··· Data listing

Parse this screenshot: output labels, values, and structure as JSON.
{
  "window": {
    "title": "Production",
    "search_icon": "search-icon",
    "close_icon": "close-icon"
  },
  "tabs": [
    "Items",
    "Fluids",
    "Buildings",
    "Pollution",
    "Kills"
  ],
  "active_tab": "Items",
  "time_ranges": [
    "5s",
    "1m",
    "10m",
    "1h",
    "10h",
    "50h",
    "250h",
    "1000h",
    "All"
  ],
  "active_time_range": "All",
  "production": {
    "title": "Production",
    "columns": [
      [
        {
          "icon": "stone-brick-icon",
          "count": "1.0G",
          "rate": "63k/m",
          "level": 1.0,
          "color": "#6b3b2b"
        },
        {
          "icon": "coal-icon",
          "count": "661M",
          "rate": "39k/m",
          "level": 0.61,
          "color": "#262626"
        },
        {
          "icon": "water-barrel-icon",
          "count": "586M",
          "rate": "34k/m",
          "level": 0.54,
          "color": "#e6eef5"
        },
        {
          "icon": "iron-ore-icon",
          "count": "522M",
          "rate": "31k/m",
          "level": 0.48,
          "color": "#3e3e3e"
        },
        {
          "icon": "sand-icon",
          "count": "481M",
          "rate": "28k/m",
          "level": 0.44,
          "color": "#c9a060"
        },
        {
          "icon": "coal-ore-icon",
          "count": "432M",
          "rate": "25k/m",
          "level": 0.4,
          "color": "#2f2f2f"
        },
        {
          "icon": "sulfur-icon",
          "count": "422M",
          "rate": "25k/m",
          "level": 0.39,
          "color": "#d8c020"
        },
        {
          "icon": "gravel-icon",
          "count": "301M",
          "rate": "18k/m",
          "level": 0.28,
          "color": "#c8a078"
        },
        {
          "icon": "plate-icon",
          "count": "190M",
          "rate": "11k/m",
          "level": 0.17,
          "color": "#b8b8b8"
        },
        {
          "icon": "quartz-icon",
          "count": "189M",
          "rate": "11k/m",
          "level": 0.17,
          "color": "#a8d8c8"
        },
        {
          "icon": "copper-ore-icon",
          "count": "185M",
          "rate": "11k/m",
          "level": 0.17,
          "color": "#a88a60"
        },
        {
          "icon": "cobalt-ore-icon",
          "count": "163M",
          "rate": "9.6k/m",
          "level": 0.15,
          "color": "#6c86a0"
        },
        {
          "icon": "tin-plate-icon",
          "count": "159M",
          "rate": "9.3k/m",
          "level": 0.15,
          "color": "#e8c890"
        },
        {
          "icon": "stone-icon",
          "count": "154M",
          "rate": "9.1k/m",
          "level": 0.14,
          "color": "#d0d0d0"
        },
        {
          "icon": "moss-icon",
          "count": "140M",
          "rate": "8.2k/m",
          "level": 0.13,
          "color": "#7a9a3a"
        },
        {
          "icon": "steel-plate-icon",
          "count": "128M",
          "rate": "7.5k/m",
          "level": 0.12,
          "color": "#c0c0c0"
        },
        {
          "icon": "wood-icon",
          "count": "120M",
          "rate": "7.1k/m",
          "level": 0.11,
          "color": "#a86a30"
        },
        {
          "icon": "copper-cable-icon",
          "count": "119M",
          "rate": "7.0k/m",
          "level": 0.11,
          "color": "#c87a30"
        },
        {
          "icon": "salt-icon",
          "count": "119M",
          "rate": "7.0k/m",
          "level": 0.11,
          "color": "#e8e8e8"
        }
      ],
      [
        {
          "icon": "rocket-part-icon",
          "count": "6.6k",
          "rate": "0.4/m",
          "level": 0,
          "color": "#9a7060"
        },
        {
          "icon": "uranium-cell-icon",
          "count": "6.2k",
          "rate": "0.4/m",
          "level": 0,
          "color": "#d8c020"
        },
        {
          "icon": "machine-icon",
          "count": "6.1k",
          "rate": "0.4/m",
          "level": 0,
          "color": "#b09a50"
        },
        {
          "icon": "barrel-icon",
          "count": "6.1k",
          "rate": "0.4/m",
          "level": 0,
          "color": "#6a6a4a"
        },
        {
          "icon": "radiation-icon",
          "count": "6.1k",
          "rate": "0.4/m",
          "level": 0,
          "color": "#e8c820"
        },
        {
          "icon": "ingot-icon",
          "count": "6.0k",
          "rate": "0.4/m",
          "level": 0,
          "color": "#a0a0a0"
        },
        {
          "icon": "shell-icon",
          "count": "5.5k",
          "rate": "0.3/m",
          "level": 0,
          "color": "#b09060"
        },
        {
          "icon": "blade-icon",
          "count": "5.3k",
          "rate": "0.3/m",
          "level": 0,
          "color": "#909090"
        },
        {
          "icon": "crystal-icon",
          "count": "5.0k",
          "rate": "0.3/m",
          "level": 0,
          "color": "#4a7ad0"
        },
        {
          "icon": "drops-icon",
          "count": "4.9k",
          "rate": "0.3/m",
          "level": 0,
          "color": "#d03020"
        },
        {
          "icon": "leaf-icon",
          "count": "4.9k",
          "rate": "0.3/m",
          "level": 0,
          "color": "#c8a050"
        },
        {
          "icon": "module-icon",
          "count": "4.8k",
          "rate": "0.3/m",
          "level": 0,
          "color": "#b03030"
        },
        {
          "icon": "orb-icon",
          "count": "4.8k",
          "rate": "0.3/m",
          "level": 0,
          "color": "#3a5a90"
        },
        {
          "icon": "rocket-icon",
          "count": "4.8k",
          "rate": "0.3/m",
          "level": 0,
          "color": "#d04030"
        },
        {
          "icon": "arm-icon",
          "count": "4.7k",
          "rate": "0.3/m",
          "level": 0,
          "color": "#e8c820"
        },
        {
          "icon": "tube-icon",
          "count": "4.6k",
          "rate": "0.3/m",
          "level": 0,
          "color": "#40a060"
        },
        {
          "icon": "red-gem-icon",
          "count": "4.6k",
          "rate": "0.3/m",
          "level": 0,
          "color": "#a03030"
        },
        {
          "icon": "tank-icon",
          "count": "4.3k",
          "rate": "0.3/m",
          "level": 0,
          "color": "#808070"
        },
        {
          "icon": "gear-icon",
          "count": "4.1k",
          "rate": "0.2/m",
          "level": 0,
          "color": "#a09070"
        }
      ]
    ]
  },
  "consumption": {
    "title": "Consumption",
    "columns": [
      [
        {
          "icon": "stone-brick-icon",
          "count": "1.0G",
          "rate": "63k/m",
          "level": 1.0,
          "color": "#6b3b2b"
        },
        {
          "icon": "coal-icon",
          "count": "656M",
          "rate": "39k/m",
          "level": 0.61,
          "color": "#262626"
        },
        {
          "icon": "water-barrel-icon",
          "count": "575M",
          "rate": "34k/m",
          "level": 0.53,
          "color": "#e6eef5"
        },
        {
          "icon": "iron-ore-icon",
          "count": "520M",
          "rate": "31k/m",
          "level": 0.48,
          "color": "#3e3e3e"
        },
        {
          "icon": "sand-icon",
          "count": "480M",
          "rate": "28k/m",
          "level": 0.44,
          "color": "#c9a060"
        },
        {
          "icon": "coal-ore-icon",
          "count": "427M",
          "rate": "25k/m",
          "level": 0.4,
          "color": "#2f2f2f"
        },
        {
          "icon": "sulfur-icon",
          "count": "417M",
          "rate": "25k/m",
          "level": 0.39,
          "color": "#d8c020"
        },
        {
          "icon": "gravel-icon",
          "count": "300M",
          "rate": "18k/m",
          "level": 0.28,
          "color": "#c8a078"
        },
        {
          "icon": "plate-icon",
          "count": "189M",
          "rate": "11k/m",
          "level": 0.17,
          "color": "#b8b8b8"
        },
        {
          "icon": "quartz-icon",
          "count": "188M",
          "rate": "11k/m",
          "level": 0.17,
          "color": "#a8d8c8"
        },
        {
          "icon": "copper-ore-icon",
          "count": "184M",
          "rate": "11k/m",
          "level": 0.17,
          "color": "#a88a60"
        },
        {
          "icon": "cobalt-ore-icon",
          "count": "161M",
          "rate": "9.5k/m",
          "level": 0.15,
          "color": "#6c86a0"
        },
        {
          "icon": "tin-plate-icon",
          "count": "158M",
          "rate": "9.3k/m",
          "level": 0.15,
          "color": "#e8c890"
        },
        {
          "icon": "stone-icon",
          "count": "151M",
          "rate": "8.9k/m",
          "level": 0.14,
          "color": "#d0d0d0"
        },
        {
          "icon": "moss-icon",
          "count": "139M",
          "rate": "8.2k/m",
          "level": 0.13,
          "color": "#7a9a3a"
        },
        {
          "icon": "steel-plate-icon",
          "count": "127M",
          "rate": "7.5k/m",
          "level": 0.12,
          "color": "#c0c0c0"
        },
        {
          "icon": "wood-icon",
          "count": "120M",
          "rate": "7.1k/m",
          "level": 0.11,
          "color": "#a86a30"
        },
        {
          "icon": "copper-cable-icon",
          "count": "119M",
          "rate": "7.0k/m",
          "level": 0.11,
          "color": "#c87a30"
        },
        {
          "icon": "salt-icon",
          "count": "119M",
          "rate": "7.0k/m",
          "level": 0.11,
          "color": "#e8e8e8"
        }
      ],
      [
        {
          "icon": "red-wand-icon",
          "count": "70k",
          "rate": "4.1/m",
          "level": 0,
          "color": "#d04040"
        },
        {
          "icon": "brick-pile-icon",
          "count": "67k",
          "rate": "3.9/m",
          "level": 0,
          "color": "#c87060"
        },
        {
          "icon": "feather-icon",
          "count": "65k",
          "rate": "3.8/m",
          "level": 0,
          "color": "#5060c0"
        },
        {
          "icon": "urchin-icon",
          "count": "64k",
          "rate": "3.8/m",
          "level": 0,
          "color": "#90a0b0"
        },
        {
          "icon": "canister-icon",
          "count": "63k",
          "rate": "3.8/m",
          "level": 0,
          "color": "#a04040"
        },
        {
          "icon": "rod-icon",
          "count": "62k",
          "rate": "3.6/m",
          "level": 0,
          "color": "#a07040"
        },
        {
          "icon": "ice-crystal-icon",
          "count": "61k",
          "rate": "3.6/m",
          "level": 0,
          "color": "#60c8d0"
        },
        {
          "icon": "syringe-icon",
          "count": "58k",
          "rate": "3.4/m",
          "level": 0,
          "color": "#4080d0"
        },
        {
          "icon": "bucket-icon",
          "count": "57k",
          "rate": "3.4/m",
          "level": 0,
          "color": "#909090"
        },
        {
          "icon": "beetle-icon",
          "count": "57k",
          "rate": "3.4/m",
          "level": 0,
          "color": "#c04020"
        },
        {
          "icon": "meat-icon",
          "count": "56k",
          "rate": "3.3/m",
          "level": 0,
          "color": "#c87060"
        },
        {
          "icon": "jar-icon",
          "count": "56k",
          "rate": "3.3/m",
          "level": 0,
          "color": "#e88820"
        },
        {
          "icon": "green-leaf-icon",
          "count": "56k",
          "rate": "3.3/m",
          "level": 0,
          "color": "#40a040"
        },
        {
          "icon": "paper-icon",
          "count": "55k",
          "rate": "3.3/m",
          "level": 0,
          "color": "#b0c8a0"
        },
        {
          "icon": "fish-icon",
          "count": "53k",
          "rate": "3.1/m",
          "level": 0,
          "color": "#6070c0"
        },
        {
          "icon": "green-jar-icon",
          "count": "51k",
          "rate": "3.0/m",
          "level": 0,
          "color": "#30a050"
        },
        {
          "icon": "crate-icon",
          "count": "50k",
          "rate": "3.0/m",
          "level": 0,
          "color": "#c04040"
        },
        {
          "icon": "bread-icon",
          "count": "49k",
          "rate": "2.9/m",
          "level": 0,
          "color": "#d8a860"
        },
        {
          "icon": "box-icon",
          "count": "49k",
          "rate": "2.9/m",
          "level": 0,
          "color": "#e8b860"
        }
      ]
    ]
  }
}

······

Determine how many of the lines above hold the word "rocket", and output that number by itself.

> Result of the exercise:
2